● **TASK PROMPT**
Give the number of lines containing the word "name", and nothing else.

● **DATA SUPPLIED**
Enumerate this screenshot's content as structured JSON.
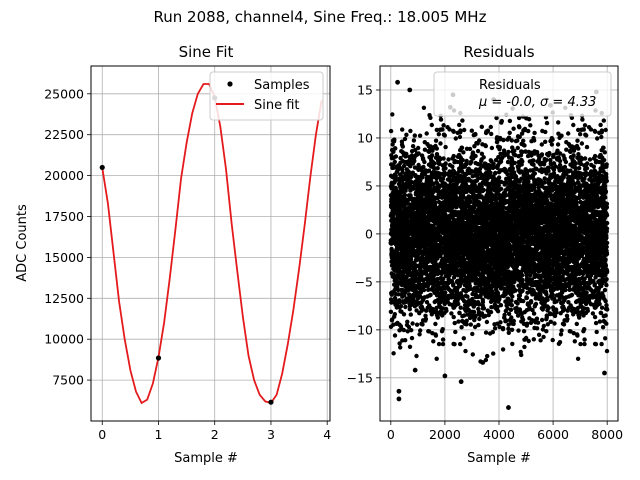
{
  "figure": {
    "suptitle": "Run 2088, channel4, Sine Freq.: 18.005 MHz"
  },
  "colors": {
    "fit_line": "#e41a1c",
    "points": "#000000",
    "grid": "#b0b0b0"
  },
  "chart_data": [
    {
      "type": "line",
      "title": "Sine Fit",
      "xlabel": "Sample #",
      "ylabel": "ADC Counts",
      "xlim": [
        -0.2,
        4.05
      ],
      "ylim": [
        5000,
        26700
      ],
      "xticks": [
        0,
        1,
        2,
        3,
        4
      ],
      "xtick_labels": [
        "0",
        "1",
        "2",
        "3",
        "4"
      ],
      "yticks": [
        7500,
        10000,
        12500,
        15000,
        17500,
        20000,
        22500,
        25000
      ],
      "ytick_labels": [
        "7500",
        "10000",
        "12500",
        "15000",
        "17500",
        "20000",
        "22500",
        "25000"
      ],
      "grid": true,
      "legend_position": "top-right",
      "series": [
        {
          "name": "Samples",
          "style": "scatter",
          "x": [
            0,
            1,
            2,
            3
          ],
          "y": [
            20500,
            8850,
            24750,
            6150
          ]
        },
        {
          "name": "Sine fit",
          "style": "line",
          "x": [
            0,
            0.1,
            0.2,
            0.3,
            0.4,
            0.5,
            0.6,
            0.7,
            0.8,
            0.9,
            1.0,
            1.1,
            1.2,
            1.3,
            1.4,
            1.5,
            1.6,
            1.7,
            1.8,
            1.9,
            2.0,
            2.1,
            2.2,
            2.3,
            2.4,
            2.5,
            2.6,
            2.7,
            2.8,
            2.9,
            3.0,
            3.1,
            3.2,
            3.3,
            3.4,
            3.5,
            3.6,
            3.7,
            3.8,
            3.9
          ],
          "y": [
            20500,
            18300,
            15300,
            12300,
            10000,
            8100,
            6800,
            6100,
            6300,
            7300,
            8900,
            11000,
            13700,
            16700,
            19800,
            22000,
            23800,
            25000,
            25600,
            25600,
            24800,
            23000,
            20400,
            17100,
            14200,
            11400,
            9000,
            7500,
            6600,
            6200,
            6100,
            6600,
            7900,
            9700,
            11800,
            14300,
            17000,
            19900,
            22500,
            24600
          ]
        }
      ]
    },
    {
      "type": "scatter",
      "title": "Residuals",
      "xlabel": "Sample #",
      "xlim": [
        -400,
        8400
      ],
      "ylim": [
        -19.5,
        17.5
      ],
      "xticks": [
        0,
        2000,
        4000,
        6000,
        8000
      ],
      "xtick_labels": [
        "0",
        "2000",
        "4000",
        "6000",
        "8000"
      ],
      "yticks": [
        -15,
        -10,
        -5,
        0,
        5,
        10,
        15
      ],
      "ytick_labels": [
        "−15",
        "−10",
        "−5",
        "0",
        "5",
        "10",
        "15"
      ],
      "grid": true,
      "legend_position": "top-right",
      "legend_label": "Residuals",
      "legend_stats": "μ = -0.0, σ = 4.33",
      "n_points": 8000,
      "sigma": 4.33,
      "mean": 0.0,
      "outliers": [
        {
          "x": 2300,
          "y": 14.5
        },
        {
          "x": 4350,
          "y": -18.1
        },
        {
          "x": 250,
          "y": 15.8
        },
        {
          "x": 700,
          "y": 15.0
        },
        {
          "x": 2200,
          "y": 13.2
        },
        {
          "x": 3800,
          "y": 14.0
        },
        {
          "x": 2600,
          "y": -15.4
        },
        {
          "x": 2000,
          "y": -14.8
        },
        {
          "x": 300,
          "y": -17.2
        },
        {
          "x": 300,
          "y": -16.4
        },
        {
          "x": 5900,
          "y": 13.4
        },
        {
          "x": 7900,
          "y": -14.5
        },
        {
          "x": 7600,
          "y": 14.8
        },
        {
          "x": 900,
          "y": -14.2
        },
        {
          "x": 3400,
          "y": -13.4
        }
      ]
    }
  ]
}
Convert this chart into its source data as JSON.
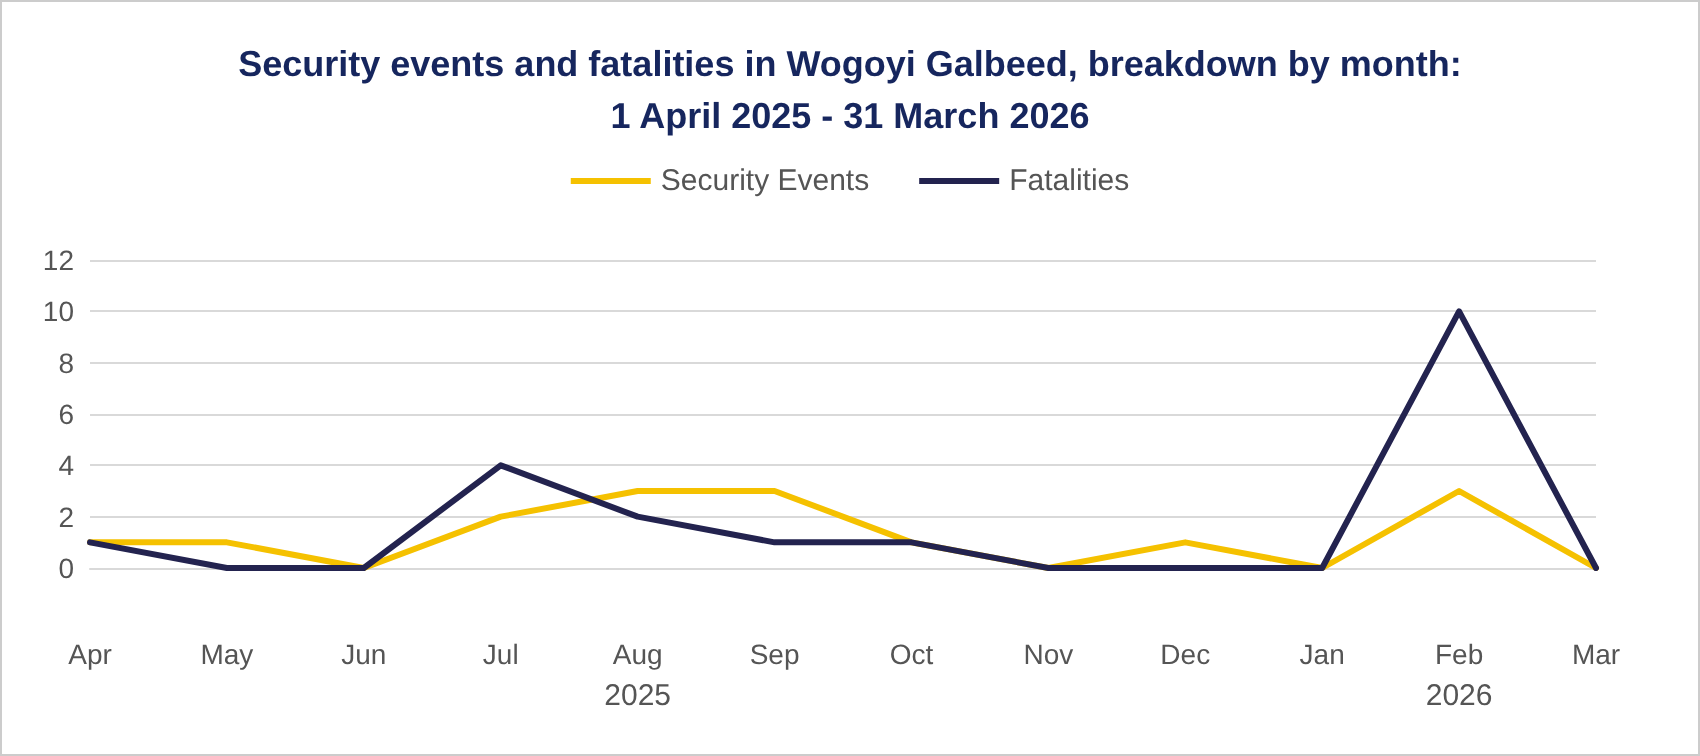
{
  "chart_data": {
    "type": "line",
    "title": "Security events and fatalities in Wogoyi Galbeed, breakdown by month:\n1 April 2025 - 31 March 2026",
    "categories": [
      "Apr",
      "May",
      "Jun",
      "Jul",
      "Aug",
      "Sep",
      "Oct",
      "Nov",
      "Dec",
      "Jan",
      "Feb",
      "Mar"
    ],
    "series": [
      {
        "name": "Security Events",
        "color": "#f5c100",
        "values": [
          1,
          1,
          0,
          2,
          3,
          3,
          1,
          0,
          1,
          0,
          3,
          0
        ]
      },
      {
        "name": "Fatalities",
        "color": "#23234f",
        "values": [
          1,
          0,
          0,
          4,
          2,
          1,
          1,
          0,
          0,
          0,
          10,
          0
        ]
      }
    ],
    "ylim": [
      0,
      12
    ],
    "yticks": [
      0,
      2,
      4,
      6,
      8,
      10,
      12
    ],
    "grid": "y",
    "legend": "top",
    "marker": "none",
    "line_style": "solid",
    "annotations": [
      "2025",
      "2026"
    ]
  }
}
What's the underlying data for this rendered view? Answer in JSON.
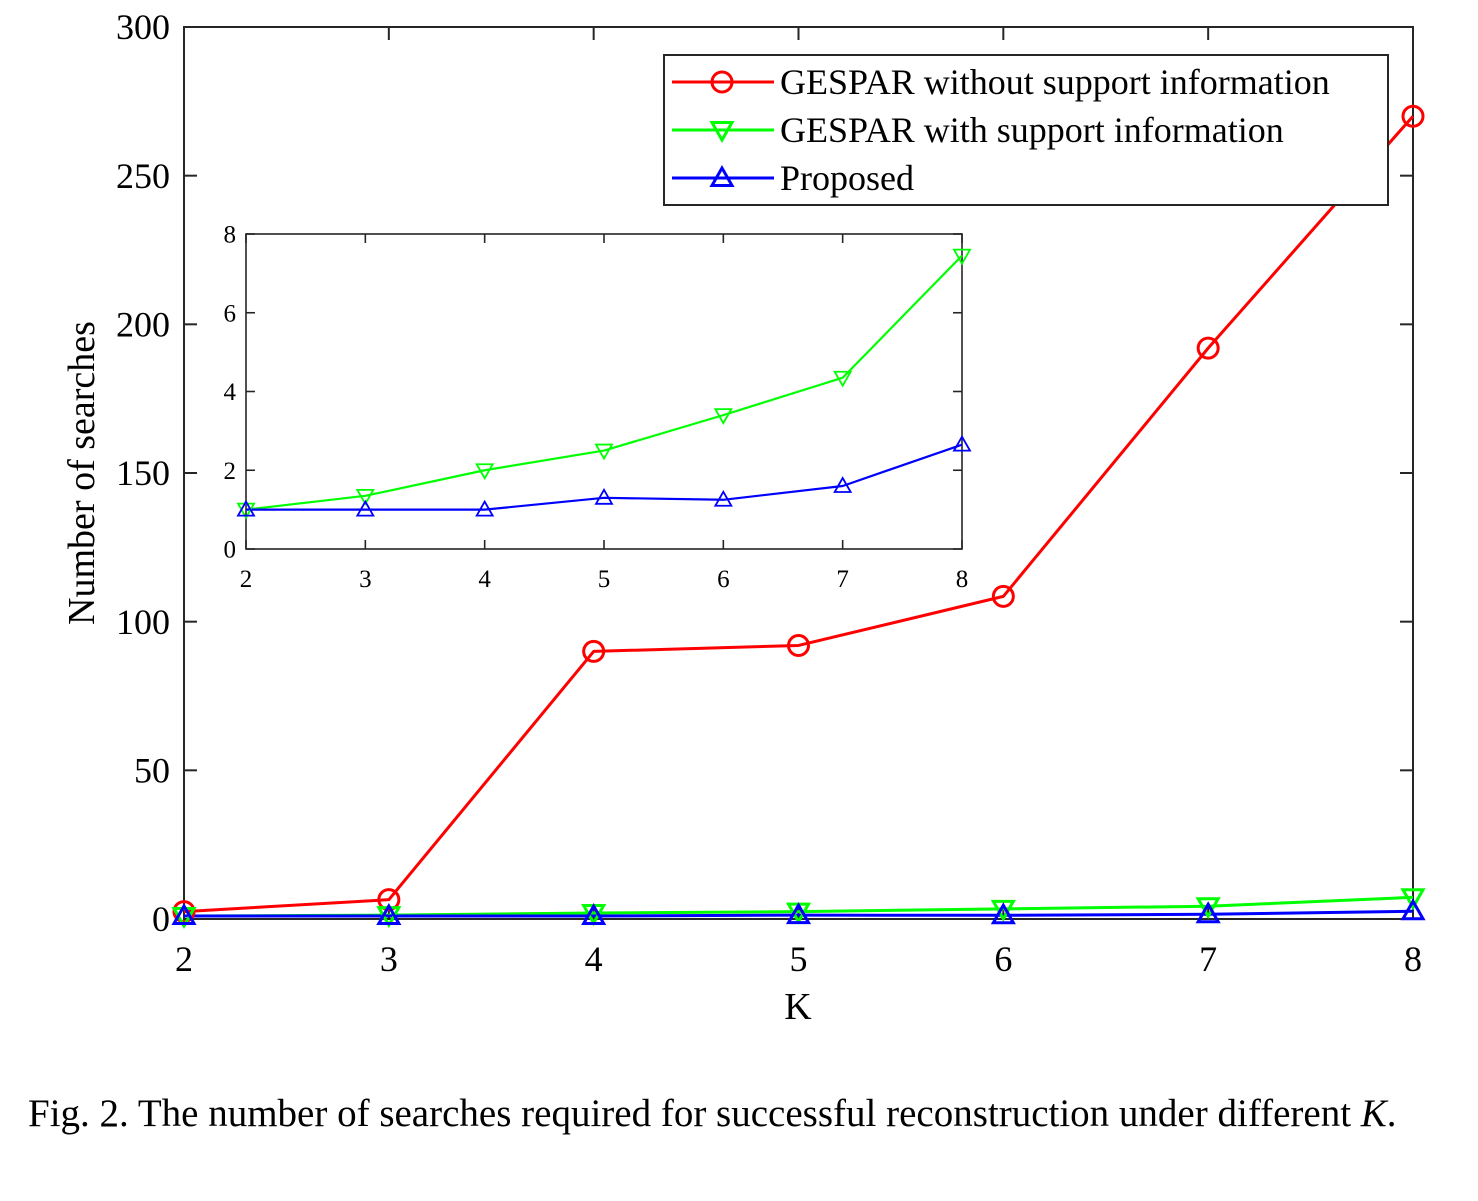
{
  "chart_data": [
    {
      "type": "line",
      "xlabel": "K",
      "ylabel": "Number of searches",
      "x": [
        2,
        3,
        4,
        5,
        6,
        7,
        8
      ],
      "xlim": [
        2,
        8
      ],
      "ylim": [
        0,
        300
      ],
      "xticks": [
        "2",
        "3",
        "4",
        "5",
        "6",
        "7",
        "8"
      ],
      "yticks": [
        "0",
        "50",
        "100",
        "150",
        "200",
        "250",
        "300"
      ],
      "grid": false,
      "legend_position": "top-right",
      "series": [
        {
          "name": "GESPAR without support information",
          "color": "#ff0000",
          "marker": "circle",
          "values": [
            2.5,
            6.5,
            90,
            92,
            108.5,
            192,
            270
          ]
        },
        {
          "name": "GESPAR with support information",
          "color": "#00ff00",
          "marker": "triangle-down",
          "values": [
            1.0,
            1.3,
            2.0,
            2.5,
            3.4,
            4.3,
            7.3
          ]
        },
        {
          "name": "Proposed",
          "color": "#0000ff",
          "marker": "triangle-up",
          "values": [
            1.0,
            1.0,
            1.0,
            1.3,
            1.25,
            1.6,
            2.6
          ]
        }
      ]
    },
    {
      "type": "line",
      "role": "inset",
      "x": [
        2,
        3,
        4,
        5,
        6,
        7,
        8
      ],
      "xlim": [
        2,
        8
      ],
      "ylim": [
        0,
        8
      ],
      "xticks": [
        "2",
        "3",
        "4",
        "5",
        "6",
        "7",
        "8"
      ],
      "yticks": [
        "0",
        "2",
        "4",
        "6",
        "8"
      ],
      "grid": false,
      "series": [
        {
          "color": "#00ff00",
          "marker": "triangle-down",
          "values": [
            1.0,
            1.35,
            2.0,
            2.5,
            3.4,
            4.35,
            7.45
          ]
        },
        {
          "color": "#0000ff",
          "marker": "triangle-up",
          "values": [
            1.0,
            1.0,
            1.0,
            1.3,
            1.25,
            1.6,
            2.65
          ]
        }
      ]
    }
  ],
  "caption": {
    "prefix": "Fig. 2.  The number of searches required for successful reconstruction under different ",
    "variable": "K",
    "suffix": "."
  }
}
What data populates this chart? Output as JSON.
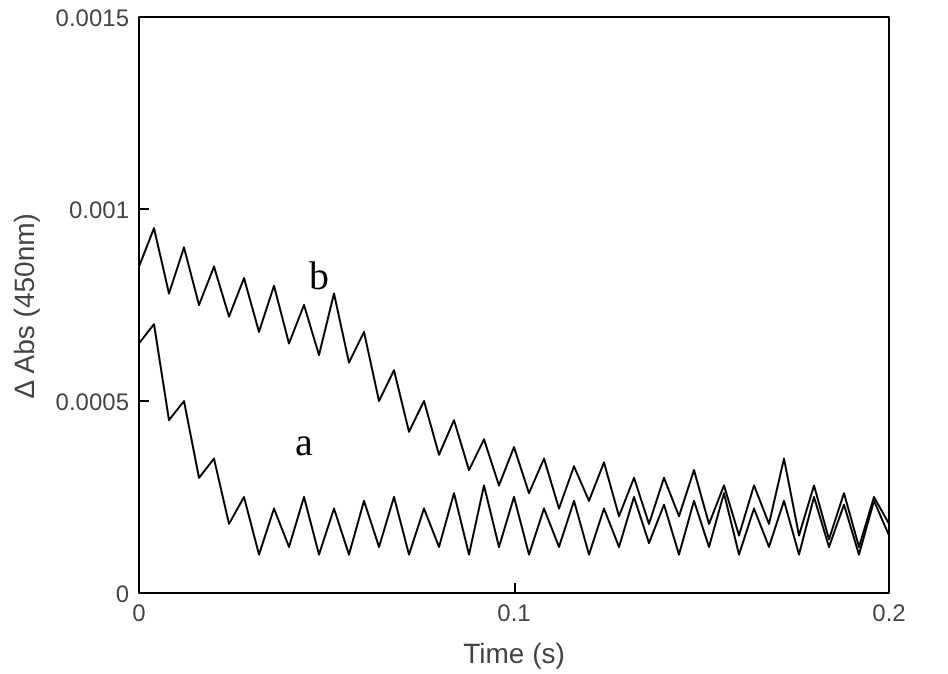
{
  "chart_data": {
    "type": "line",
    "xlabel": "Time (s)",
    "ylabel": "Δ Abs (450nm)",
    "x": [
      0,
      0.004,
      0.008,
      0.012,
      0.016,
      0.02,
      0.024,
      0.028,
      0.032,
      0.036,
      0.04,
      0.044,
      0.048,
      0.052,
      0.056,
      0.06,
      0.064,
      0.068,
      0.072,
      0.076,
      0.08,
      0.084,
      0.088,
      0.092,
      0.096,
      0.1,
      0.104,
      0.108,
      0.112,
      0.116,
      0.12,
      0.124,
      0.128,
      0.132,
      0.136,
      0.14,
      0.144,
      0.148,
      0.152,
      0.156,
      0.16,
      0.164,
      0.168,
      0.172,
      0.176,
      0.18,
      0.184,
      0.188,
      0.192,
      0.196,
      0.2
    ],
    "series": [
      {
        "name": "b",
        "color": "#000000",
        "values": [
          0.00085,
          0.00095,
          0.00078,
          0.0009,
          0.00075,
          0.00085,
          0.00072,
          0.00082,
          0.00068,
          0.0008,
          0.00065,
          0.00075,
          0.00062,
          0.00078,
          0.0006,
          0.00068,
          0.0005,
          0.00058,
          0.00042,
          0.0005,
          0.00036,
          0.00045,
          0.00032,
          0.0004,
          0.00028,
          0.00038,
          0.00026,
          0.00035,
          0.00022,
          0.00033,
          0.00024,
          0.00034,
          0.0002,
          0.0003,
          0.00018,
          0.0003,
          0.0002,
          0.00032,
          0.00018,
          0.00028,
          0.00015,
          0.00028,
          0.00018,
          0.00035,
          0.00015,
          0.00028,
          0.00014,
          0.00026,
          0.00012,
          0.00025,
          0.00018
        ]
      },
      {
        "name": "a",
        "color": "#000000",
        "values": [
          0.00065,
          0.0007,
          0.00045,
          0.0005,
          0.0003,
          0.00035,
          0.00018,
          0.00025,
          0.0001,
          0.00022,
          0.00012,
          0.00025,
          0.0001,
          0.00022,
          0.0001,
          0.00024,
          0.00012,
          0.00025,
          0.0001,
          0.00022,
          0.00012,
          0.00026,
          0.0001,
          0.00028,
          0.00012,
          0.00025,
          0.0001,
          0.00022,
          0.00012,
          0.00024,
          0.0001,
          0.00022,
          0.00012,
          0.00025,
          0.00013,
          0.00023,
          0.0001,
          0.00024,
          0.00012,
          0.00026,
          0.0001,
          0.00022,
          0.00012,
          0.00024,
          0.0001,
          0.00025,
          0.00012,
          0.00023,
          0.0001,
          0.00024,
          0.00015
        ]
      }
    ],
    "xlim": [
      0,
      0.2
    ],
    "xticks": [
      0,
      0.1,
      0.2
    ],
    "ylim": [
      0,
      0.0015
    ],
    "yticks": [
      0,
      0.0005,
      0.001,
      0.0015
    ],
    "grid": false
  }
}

● **SOLUTION**
9